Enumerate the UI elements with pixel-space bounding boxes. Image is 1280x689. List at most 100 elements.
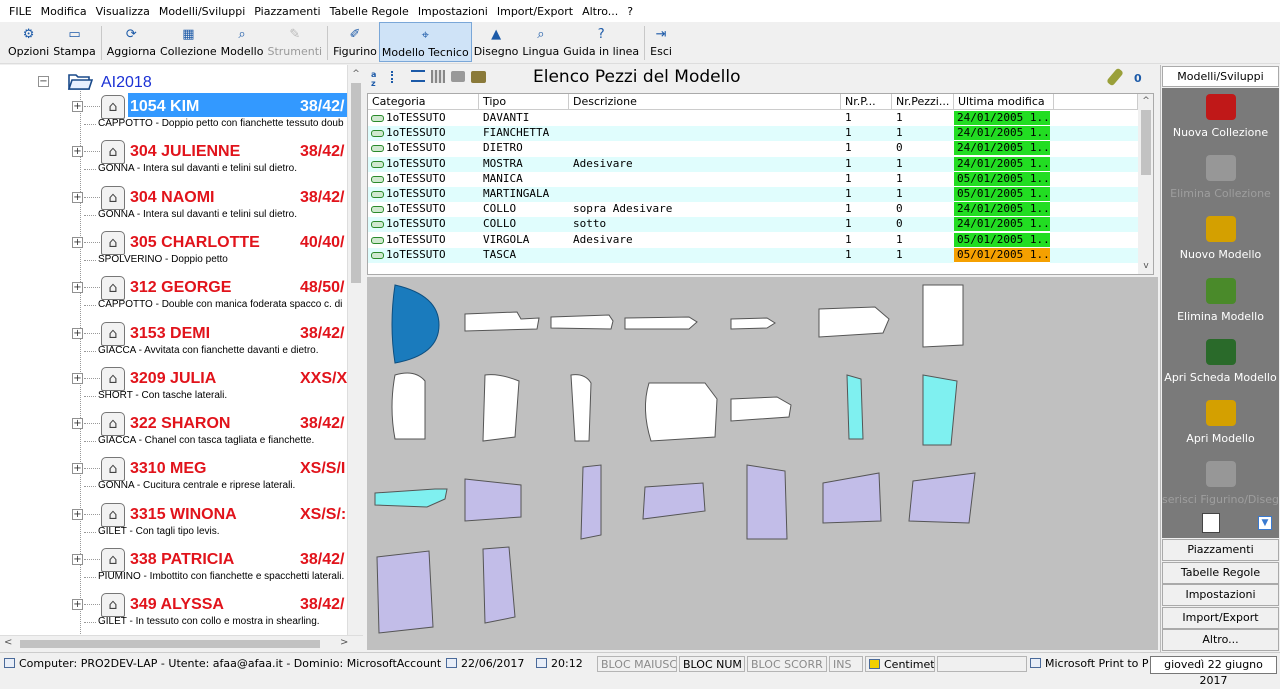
expand-model-button[interactable]: + — [72, 554, 83, 565]
menu-[interactable]: ? — [627, 5, 633, 18]
insert-figure-icon[interactable] — [1206, 461, 1236, 487]
model-name[interactable]: 3209 JULIA — [130, 370, 216, 388]
model-name[interactable]: 322 SHARON — [130, 415, 230, 433]
model-tree[interactable]: − AI2018 + ⌂ 1054 KIM 38/42/CAPPOTTO - Dopp… — [0, 65, 347, 635]
sidebar-action-label[interactable]: Nuova Collezione — [1162, 126, 1279, 139]
opzioni-button[interactable]: ⚙ Opzioni — [6, 22, 51, 62]
menu-altro[interactable]: Altro... — [582, 5, 618, 18]
menu-modelli-sviluppi[interactable]: Modelli/Sviluppi — [159, 5, 245, 18]
calculator-icon[interactable] — [1202, 513, 1220, 533]
disegno-button[interactable]: ▲ Disegno — [472, 22, 521, 62]
model-row[interactable]: + ⌂ 3315 WINONA XS/S/: GILET - Con tagli tip… — [0, 499, 347, 544]
expand-model-button[interactable]: + — [72, 599, 83, 611]
model-name[interactable]: 3315 WINONA — [130, 506, 237, 524]
column-header[interactable]: Descrizione — [569, 94, 841, 110]
menu-tabelle-regole[interactable]: Tabelle Regole — [330, 5, 409, 18]
expand-model-button[interactable]: + — [72, 418, 83, 430]
stampa-button[interactable]: ▭ Stampa — [51, 22, 97, 62]
expand-model-button[interactable]: + — [72, 191, 83, 203]
piece-row[interactable]: 1oTESSUTO FIANCHETTA 1 1 24/01/2005 1... — [368, 126, 1138, 142]
chevron-down-icon[interactable]: ▼ — [1258, 516, 1272, 530]
modello-button[interactable]: ⌕ Modello — [219, 22, 266, 62]
expand-model-button[interactable]: + — [72, 508, 83, 520]
aggiorna-button[interactable]: ⟳ Aggiorna — [105, 22, 158, 62]
model-name[interactable]: 338 PATRICIA — [130, 551, 234, 569]
model-name[interactable]: 304 JULIENNE — [130, 143, 240, 161]
delete-collection-icon[interactable] — [1206, 155, 1236, 181]
piece-row[interactable]: 1oTESSUTO COLLO sopra Adesivare 1 0 24/01/200… — [368, 202, 1138, 218]
folder-icon[interactable] — [471, 71, 486, 83]
column-header[interactable]: Nr.P... — [841, 94, 892, 110]
menu-impostazioni[interactable]: Impostazioni — [418, 5, 488, 18]
column-header[interactable]: Categoria — [368, 94, 479, 110]
tree-vertical-scrollbar[interactable]: ^ — [347, 65, 363, 635]
piece-row[interactable]: 1oTESSUTO TASCA 1 1 05/01/2005 1... — [368, 247, 1138, 263]
pencil-icon[interactable] — [1106, 67, 1124, 87]
model-name[interactable]: 3153 DEMI — [130, 325, 210, 343]
menu-piazzamenti[interactable]: Piazzamenti — [254, 5, 320, 18]
expand-model-button[interactable]: + — [72, 327, 83, 339]
esci-button[interactable]: ⇥ Esci — [648, 22, 674, 62]
expand-model-button[interactable]: + — [72, 236, 83, 248]
model-row[interactable]: + ⌂ 312 GEORGE 48/50/CAPPOTTO - Double con … — [0, 272, 347, 317]
section-import-export-button[interactable]: Import/Export — [1162, 606, 1279, 629]
section-impostazioni-button[interactable]: Impostazioni — [1162, 584, 1279, 607]
column-header[interactable]: Tipo — [479, 94, 569, 110]
list-view-icon[interactable] — [411, 70, 425, 82]
model-row[interactable]: + ⌂ 304 JULIENNE 38/42/GONNA - Intera sul d… — [0, 136, 347, 181]
model-row[interactable]: + ⌂ 304 NAOMI 38/42/GONNA - Intera sul dava… — [0, 182, 347, 227]
new-model-icon[interactable] — [1206, 216, 1236, 242]
sidebar-action-label[interactable]: Elimina Modello — [1162, 310, 1279, 323]
piece-row[interactable]: 1oTESSUTO COLLO sotto 1 0 24/01/2005 1... — [368, 217, 1138, 233]
modello-tecnico-button[interactable]: ⌖ Modello Tecnico — [378, 22, 472, 62]
model-row[interactable]: + ⌂ 3209 JULIA XXS/X SHORT - Con tasche late… — [0, 363, 347, 408]
sidebar-action-label[interactable]: Apri Modello — [1162, 432, 1279, 445]
model-name[interactable]: 304 NAOMI — [130, 189, 214, 207]
open-model-icon[interactable] — [1206, 400, 1236, 426]
tree-horizontal-scrollbar[interactable]: < > — [0, 635, 363, 651]
figurino-button[interactable]: ✐ Figurino — [331, 22, 379, 62]
menu-import-export[interactable]: Import/Export — [497, 5, 573, 18]
sort-az-icon[interactable]: az — [371, 70, 385, 88]
model-row[interactable]: + ⌂ 1054 KIM 38/42/CAPPOTTO - Doppio petto … — [0, 91, 347, 136]
piece-row[interactable]: 1oTESSUTO MANICA 1 1 05/01/2005 1... — [368, 171, 1138, 187]
column-header[interactable]: Ultima modifica — [954, 94, 1054, 110]
pattern-pieces-canvas[interactable] — [367, 277, 1158, 650]
model-row[interactable]: + ⌂ 322 SHARON 38/42/GIACCA - Chanel con ta… — [0, 408, 347, 453]
strumenti-button[interactable]: ✎ Strumenti — [265, 22, 324, 62]
section-altro-button[interactable]: Altro... — [1162, 629, 1279, 652]
sidebar-action-label[interactable]: serisci Figurino/Disegn — [1162, 493, 1279, 506]
print-icon[interactable] — [451, 71, 465, 82]
expand-model-button[interactable]: + — [72, 463, 83, 475]
pieces-table[interactable]: Categoria Tipo Descrizione Nr.P... Nr.Pezzi.… — [367, 93, 1154, 275]
piece-row[interactable]: 1oTESSUTO DAVANTI 1 1 24/01/2005 1... — [368, 111, 1138, 126]
expand-model-button[interactable]: + — [72, 282, 83, 294]
menu-modifica[interactable]: Modifica — [41, 5, 87, 18]
new-collection-icon[interactable] — [1206, 94, 1236, 120]
model-name[interactable]: 312 GEORGE — [130, 279, 231, 297]
expand-model-button[interactable]: + — [72, 101, 83, 112]
expand-model-button[interactable]: + — [72, 372, 83, 384]
model-name[interactable]: 3310 MEG — [130, 460, 206, 478]
piece-row[interactable]: 1oTESSUTO MARTINGALA 1 1 05/01/2005 1... — [368, 187, 1138, 202]
column-header[interactable]: Nr.Pezzi... — [892, 94, 954, 110]
tree-view-icon[interactable] — [391, 71, 405, 83]
piece-row[interactable]: 1oTESSUTO DIETRO 1 0 24/01/2005 1... — [368, 141, 1138, 157]
piece-row[interactable]: 1oTESSUTO VIRGOLA Adesivare 1 1 05/01/2005 1.… — [368, 232, 1138, 248]
collezione-button[interactable]: ▦ Collezione — [158, 22, 219, 62]
guida-in-linea-button[interactable]: ? Guida in linea — [561, 22, 641, 62]
piece-row[interactable]: 1oTESSUTO MOSTRA Adesivare 1 1 24/01/2005 1..… — [368, 156, 1138, 172]
model-row[interactable]: + ⌂ 3310 MEG XS/S/I GONNA - Cucitura central… — [0, 453, 347, 498]
collection-name[interactable]: AI2018 — [101, 74, 152, 92]
delete-model-icon[interactable] — [1206, 278, 1236, 304]
model-row[interactable]: + ⌂ 3153 DEMI 38/42/GIACCA - Avvitata con f… — [0, 318, 347, 363]
sidebar-action-label[interactable]: Nuovo Modello — [1162, 248, 1279, 261]
section-piazzamenti-button[interactable]: Piazzamenti — [1162, 539, 1279, 561]
grid-view-icon[interactable] — [431, 70, 445, 83]
modules-header-button[interactable]: Modelli/Sviluppi — [1162, 66, 1279, 87]
model-row[interactable]: + ⌂ 338 PATRICIA 38/42/PIUMINO - Imbottito … — [0, 544, 347, 589]
model-name[interactable]: 305 CHARLOTTE — [130, 234, 260, 252]
pieces-table-scrollbar[interactable]: ^ v — [1138, 94, 1153, 274]
section-tabelle-regole-button[interactable]: Tabelle Regole — [1162, 561, 1279, 584]
model-row[interactable]: + ⌂ 349 ALYSSA 38/42/GILET - In tessuto con… — [0, 589, 347, 634]
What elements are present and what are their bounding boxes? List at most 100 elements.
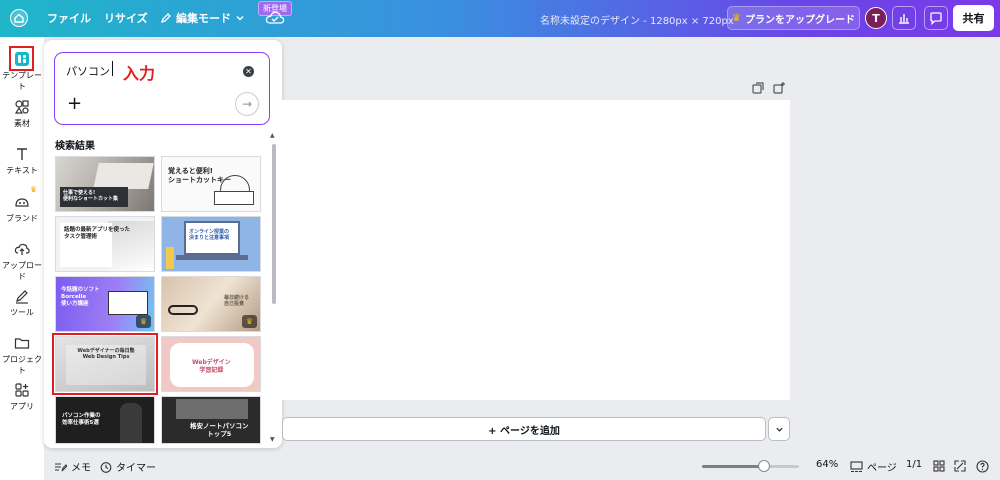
home-icon[interactable] — [10, 9, 28, 27]
rail-label: 素材 — [14, 119, 30, 128]
template-thumbnail[interactable]: パソコン作業の 効率仕事術5選 — [55, 396, 155, 444]
comment-icon — [930, 12, 942, 25]
edit-mode-label: 編集モード — [176, 12, 231, 25]
page-count: 1/1 — [906, 459, 923, 470]
notes-icon — [55, 462, 67, 471]
rail-item-brand[interactable]: ブランド — [0, 194, 44, 224]
timer-button[interactable]: タイマー — [100, 459, 156, 474]
resize-menu[interactable]: リサイズ — [104, 10, 148, 26]
folder-icon — [14, 338, 30, 349]
thumbnail-text: 今話題のソフト Borcelle 使い方講座 — [61, 287, 100, 307]
chevron-down-icon — [775, 427, 783, 432]
bar-chart-icon — [899, 14, 909, 24]
brand-icon — [15, 198, 29, 207]
thumbnail-text: 毎日続ける 自己投資 — [224, 295, 250, 308]
pencil-icon — [160, 13, 171, 24]
upgrade-label: プランをアップグレード — [744, 14, 855, 26]
share-button[interactable]: 共有 — [953, 5, 994, 31]
premium-crown-icon: ♛ — [30, 185, 38, 194]
crown-icon: ♛ — [732, 12, 741, 24]
tools-icon — [16, 290, 28, 304]
clear-search-button[interactable]: ✕ — [243, 66, 254, 77]
rail-item-projects[interactable]: プロジェクト — [0, 335, 44, 376]
thumbnail-text: 話題の最新アプリを使った タスク管理術 — [64, 227, 131, 240]
scroll-up-arrow[interactable]: ▲ — [270, 132, 275, 139]
help-icon[interactable] — [976, 460, 989, 473]
rail-label: アプリ — [10, 402, 34, 411]
results-heading: 検索結果 — [55, 141, 95, 152]
zoom-value[interactable]: 64% — [816, 459, 838, 470]
pages-icon — [850, 460, 863, 472]
annotation-label: 入力 — [123, 64, 156, 83]
search-submit-button[interactable]: → — [235, 92, 259, 116]
pages-label: ページ — [867, 463, 897, 474]
premium-crown-icon: ♛ — [136, 315, 151, 328]
template-icon — [15, 52, 29, 66]
template-search-panel: パソコン 入力 ✕ + → 検索結果 ▲ ▼ 仕事で使える! 便利なショートカッ… — [44, 40, 282, 448]
search-input[interactable]: パソコン 入力 ✕ + → — [54, 52, 270, 125]
elements-icon — [14, 100, 29, 114]
template-thumbnail[interactable]: Webデザイン 学習記録 — [161, 336, 261, 392]
top-bar: ファイル リサイズ 編集モード 新登場 名称未設定のデザイン - 1280px … — [0, 0, 1000, 37]
cloud-save-icon[interactable] — [265, 10, 285, 26]
thumbnail-text: オンライン授業の 決まりと注意事項 — [189, 229, 230, 242]
rail-label: テンプレート — [2, 71, 42, 91]
rail-item-template[interactable]: テンプレート — [0, 51, 44, 92]
timer-label: タイマー — [116, 463, 156, 474]
scrollbar[interactable] — [272, 144, 276, 304]
apps-icon — [15, 383, 29, 397]
zoom-slider-fill — [702, 465, 765, 468]
zoom-slider-handle[interactable] — [758, 460, 771, 472]
upgrade-button[interactable]: ♛ プランをアップグレード — [727, 6, 860, 30]
rail-item-text[interactable]: テキスト — [0, 146, 44, 176]
rail-label: ブランド — [6, 214, 38, 223]
scroll-down-arrow[interactable]: ▼ — [270, 436, 275, 443]
add-page-button[interactable]: + ページを追加 — [282, 417, 766, 441]
rail-item-tools[interactable]: ツール — [0, 288, 44, 318]
template-thumbnail[interactable]: オンライン授業の 決まりと注意事項 — [161, 216, 261, 272]
file-menu[interactable]: ファイル — [47, 10, 91, 26]
search-value: パソコン — [66, 65, 110, 78]
notes-button[interactable]: メモ — [54, 459, 91, 474]
rail-label: テキスト — [6, 166, 38, 175]
thumbnail-text: 仕事で使える! 便利なショートカット集 — [63, 190, 119, 203]
upload-icon — [14, 243, 30, 255]
text-caret — [112, 61, 113, 76]
zoom-slider[interactable] — [702, 460, 799, 472]
fullscreen-icon[interactable] — [954, 460, 966, 472]
selected-thumbnail-annotation — [52, 333, 158, 395]
template-thumbnail[interactable]: 毎日続ける 自己投資 ♛ — [161, 276, 261, 332]
rail-item-apps[interactable]: アプリ — [0, 382, 44, 412]
template-thumbnail[interactable]: 格安ノートパソコン トップ5 — [161, 396, 261, 444]
design-canvas[interactable] — [282, 100, 790, 400]
pages-button[interactable]: ページ — [850, 459, 897, 474]
rail-label: アップロード — [2, 261, 42, 281]
left-rail: テンプレート 素材 テキスト ♛ ブランド アップロード ツール プロジェクト … — [0, 37, 44, 480]
document-title[interactable]: 名称未設定のデザイン - 1280px × 720px — [540, 12, 734, 27]
add-page-menu-button[interactable] — [768, 417, 790, 441]
duplicate-page-icon[interactable] — [751, 81, 765, 95]
template-thumbnail[interactable]: 今話題のソフト Borcelle 使い方講座 ♛ — [55, 276, 155, 332]
rail-item-elements[interactable]: 素材 — [0, 99, 44, 129]
notes-label: メモ — [71, 463, 91, 474]
template-thumbnail[interactable]: 仕事で使える! 便利なショートカット集 — [55, 156, 155, 212]
insights-button[interactable] — [892, 6, 916, 30]
thumbnail-text: 格安ノートパソコン トップ5 — [190, 422, 249, 439]
rail-label: プロジェクト — [2, 355, 42, 375]
edit-mode-menu[interactable]: 編集モード — [160, 10, 245, 26]
premium-crown-icon: ♛ — [242, 315, 257, 328]
thumbnail-text: パソコン作業の 効率仕事術5選 — [62, 413, 101, 426]
rail-label: ツール — [10, 308, 34, 317]
grid-view-icon[interactable] — [933, 460, 945, 472]
add-filter-button[interactable]: + — [67, 93, 82, 114]
avatar[interactable]: T — [865, 7, 887, 29]
bottom-bar: メモ タイマー 64% ページ 1/1 — [44, 452, 1000, 480]
thumbnail-text: 覚えると便利! ショートカットキー — [168, 167, 231, 184]
comment-button[interactable] — [924, 6, 948, 30]
template-thumbnail[interactable]: 覚えると便利! ショートカットキー — [161, 156, 261, 212]
add-page-icon[interactable] — [772, 81, 786, 95]
chevron-down-icon — [236, 16, 244, 21]
timer-icon — [100, 461, 112, 473]
rail-item-upload[interactable]: アップロード — [0, 241, 44, 282]
template-thumbnail[interactable]: 話題の最新アプリを使った タスク管理術 — [55, 216, 155, 272]
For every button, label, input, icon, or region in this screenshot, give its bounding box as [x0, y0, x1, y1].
· · · · ·
-- Set exercise --
Quote the lines of data starting at the one containing "home-icon[interactable] — [10, 9, 28, 27]" and ending at the one containing "notes-icon — [55, 462, 67, 471]", both included.

-- Problem solution --
home-icon[interactable] — [10, 9, 28, 27]
rail-label: 素材 — [14, 119, 30, 128]
template-thumbnail[interactable]: パソコン作業の 効率仕事術5選 — [55, 396, 155, 444]
comment-icon — [930, 12, 942, 25]
edit-mode-label: 編集モード — [176, 12, 231, 25]
page-count: 1/1 — [906, 459, 923, 470]
notes-icon — [55, 462, 67, 471]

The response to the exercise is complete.